Stated task =
Extract each line of the data and write it out again exactly.

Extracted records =
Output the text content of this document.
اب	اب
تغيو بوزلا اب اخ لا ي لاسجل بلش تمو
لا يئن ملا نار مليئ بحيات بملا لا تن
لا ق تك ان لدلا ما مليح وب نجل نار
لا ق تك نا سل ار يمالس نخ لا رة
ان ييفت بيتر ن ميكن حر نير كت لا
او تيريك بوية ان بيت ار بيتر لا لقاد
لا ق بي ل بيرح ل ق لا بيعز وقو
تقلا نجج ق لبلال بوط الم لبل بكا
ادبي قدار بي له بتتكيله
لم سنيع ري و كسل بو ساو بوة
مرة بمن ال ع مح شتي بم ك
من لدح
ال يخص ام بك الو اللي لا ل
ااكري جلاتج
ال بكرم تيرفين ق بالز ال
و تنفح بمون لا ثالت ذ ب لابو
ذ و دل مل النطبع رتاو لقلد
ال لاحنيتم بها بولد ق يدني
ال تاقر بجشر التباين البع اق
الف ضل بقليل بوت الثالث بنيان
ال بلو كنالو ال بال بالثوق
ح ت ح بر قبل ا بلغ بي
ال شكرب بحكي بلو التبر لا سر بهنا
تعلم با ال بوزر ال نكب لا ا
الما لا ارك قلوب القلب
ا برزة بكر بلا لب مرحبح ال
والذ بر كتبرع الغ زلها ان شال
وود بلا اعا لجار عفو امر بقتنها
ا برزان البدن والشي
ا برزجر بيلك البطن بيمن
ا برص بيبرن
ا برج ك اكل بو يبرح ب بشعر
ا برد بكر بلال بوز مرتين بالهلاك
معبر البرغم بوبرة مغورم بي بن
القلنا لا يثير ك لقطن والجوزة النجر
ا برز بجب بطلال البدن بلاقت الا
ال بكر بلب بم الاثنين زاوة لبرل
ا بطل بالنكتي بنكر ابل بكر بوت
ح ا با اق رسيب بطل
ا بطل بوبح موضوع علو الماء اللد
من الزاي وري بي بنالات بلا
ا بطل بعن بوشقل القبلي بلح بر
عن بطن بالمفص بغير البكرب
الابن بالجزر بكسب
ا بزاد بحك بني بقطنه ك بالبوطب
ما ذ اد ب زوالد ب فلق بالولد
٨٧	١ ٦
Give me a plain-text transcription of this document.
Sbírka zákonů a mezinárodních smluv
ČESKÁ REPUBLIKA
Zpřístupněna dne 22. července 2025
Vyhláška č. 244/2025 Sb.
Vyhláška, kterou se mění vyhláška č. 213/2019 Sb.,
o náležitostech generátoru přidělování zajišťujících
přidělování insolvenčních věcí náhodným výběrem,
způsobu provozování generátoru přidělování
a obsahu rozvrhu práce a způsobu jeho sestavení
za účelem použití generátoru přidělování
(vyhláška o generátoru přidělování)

Complete response =
Output the text content of this document.
اب	اب
تغيو بوزلا اب اخ لا ي لاسجل بلش تمو
لا يئن ملا نار مليئ بحيات بملا لا تن
لا ق تك ان لدلا ما مليح وب نجل نار
لا ق تك نا سل ار يمالس نخ لا رة
ان ييفت بيتر ن ميكن حر نير كت لا
او تيريك بوية ان بيت ار بيتر لا لقاد
لا ق بي ل بيرح ل ق لا بيعز وقو
تقلا نجج ق لبلال بوط الم لبل بكا
ادبي قدار بي له بتتكيله
لم سنيع ري و كسل بو ساو بوة
مرة بمن ال ع مح شتي بم ك
من لدح
ال يخص ام بك الو اللي لا ل
ااكري جلاتج
ال بكرم تيرفين ق بالز ال
و تنفح بمون لا ثالت ذ ب لابو
ذ و دل مل النطبع رتاو لقلد
ال لاحنيتم بها بولد ق يدني
ال تاقر بجشر التباين البع اق
الف ضل بقليل بوت الثالث بنيان
ال بلو كنالو ال بال بالثوق
ح ت ح بر قبل ا بلغ بي
ال شكرب بحكي بلو التبر لا سر بهنا
تعلم با ال بوزر ال نكب لا ا
الما لا ارك قلوب القلب
ا برزة بكر بلا لب مرحبح ال
والذ بر كتبرع الغ زلها ان شال
وود بلا اعا لجار عفو امر بقتنها
ا برزان البدن والشي
ا برزجر بيلك البطن بيمن
ا برص بيبرن
ا برج ك اكل بو يبرح ب بشعر
ا برد بكر بلال بوز مرتين بالهلاك
معبر البرغم بوبرة مغورم بي بن
القلنا لا يثير ك لقطن والجوزة النجر
ا برز بجب بطلال البدن بلاقت الا
ال بكر بلب بم الاثنين زاوة لبرل
ا بطل بالنكتي بنكر ابل بكر بوت
ح ا با اق رسيب بطل
ا بطل بوبح موضوع علو الماء اللد
من الزاي وري بي بنالات بلا
ا بطل بعن بوشقل القبلي بلح بر
عن بطن بالمفص بغير البكرب
الابن بالجزر بكسب
ا بزاد بحك بني بقطنه ك بالبوطب
ما ذ اد ب زوالد ب فلق بالولد
٨٧	١ ٦
Give me a plain-text transcription of this document.
Sbírka zákonů a mezinárodních smluv
ČESKÁ REPUBLIKA
Zpřístupněna dne 22. července 2025
Vyhláška č. 244/2025 Sb.
Vyhláška, kterou se mění vyhláška č. 213/2019 Sb.,
o náležitostech generátoru přidělování zajišťujících
přidělování insolvenčních věcí náhodným výběrem,
způsobu provozování generátoru přidělování
a obsahu rozvrhu práce a způsobu jeho sestavení
za účelem použití generátoru přidělování
(vyhláška o generátoru přidělování)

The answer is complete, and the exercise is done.